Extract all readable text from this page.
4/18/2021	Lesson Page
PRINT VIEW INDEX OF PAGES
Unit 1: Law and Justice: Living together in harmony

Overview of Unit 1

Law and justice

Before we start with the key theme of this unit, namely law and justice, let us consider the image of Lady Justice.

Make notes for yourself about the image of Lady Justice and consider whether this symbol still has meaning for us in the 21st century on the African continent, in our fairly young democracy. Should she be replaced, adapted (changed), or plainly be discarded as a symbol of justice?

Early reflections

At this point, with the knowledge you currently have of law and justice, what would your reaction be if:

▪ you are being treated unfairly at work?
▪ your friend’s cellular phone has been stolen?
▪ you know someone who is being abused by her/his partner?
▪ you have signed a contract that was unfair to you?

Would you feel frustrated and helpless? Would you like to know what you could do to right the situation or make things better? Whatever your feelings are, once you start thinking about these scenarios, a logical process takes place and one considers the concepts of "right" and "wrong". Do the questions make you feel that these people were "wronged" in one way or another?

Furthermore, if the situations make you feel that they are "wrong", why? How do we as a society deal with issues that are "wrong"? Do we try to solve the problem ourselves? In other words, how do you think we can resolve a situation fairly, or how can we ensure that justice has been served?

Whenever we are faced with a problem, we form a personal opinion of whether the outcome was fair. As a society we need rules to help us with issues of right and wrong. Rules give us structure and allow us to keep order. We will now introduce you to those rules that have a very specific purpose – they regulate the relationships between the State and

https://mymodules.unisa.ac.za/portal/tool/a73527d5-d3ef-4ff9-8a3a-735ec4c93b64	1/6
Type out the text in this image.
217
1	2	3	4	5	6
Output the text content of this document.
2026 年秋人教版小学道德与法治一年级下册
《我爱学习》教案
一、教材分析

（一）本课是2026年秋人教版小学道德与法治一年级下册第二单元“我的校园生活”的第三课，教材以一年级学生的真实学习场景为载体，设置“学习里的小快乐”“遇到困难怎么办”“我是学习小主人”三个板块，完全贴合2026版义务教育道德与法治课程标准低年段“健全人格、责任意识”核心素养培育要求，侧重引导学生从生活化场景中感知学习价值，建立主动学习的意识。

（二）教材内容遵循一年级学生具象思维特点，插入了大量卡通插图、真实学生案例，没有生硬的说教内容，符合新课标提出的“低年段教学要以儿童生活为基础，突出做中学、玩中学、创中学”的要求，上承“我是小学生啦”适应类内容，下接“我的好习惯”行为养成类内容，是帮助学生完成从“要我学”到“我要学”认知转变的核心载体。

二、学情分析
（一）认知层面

> [The request]: The listing above must be transcribed exactly, line by line.

> [Result for this task]:
Extract all readable text from this page.
4/18/2021	Lesson Page
PRINT VIEW INDEX OF PAGES
Unit 1: Law and Justice: Living together in harmony

Overview of Unit 1

Law and justice

Before we start with the key theme of this unit, namely law and justice, let us consider the image of Lady Justice.

Make notes for yourself about the image of Lady Justice and consider whether this symbol still has meaning for us in the 21st century on the African continent, in our fairly young democracy. Should she be replaced, adapted (changed), or plainly be discarded as a symbol of justice?

Early reflections

At this point, with the knowledge you currently have of law and justice, what would your reaction be if:

▪ you are being treated unfairly at work?
▪ your friend’s cellular phone has been stolen?
▪ you know someone who is being abused by her/his partner?
▪ you have signed a contract that was unfair to you?

Would you feel frustrated and helpless? Would you like to know what you could do to right the situation or make things better? Whatever your feelings are, once you start thinking about these scenarios, a logical process takes place and one considers the concepts of "right" and "wrong". Do the questions make you feel that these people were "wronged" in one way or another?

Furthermore, if the situations make you feel that they are "wrong", why? How do we as a society deal with issues that are "wrong"? Do we try to solve the problem ourselves? In other words, how do you think we can resolve a situation fairly, or how can we ensure that justice has been served?

Whenever we are faced with a problem, we form a personal opinion of whether the outcome was fair. As a society we need rules to help us with issues of right and wrong. Rules give us structure and allow us to keep order. We will now introduce you to those rules that have a very specific purpose – they regulate the relationships between the State and

https://mymodules.unisa.ac.za/portal/tool/a73527d5-d3ef-4ff9-8a3a-735ec4c93b64	1/6
Type out the text in this image.
217
1	2	3	4	5	6
Output the text content of this document.
2026 年秋人教版小学道德与法治一年级下册
《我爱学习》教案
一、教材分析

（一）本课是2026年秋人教版小学道德与法治一年级下册第二单元“我的校园生活”的第三课，教材以一年级学生的真实学习场景为载体，设置“学习里的小快乐”“遇到困难怎么办”“我是学习小主人”三个板块，完全贴合2026版义务教育道德与法治课程标准低年段“健全人格、责任意识”核心素养培育要求，侧重引导学生从生活化场景中感知学习价值，建立主动学习的意识。

（二）教材内容遵循一年级学生具象思维特点，插入了大量卡通插图、真实学生案例，没有生硬的说教内容，符合新课标提出的“低年段教学要以儿童生活为基础，突出做中学、玩中学、创中学”的要求，上承“我是小学生啦”适应类内容，下接“我的好习惯”行为养成类内容，是帮助学生完成从“要我学”到“我要学”认知转变的核心载体。

二、学情分析
（一）认知层面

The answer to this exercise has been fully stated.